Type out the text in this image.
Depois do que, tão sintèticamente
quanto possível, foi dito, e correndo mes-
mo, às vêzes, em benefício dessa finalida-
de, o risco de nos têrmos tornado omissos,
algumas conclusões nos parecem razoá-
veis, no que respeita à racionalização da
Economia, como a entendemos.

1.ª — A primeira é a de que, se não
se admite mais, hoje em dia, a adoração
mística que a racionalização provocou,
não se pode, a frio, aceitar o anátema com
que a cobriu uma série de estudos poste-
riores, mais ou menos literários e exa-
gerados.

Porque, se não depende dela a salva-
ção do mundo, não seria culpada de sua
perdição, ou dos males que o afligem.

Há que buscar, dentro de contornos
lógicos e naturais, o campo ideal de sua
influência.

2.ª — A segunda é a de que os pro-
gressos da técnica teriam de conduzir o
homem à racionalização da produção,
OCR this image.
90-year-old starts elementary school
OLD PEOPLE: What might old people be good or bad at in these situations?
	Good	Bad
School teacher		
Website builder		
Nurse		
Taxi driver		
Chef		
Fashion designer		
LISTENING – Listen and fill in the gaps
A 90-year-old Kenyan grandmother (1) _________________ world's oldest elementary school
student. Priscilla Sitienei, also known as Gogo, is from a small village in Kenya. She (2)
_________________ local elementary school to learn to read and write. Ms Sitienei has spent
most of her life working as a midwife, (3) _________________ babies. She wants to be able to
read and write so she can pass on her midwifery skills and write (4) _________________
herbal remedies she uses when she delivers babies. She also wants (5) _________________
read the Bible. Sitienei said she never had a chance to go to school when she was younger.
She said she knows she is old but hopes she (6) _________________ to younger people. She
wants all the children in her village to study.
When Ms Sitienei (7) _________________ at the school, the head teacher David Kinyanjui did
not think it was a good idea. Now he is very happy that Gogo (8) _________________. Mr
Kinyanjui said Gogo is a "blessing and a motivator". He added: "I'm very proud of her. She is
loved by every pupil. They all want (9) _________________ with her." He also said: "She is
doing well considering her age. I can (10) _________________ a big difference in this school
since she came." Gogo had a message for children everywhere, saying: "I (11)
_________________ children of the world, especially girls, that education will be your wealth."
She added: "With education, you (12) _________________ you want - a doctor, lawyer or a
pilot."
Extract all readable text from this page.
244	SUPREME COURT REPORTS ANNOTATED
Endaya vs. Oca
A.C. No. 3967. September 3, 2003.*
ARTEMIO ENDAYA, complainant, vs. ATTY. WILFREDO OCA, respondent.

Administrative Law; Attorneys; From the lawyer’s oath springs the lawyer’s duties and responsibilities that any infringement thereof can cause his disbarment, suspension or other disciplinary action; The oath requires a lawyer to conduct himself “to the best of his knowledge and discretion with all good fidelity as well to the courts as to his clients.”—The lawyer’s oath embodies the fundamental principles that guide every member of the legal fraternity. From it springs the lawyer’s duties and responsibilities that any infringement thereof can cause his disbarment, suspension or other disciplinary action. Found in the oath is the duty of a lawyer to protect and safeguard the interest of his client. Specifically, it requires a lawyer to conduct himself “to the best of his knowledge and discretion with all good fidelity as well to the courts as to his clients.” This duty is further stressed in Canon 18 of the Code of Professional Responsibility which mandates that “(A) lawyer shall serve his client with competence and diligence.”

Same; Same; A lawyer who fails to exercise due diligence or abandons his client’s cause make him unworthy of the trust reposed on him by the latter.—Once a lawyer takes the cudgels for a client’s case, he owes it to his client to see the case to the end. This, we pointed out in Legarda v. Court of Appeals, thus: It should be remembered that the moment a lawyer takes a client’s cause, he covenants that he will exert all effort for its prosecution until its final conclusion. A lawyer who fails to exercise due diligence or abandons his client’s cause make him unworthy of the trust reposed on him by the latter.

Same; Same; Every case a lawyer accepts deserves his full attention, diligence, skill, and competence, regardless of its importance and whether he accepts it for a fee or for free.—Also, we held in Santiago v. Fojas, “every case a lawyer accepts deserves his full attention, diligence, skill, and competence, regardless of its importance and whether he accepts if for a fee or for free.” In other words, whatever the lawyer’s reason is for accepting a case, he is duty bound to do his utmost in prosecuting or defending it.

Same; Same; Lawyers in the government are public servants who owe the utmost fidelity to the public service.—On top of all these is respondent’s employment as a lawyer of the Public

Written exercise: Your answer should be a single number: the count of lines in the listing that contain the word "younger".

Reply to the task: 2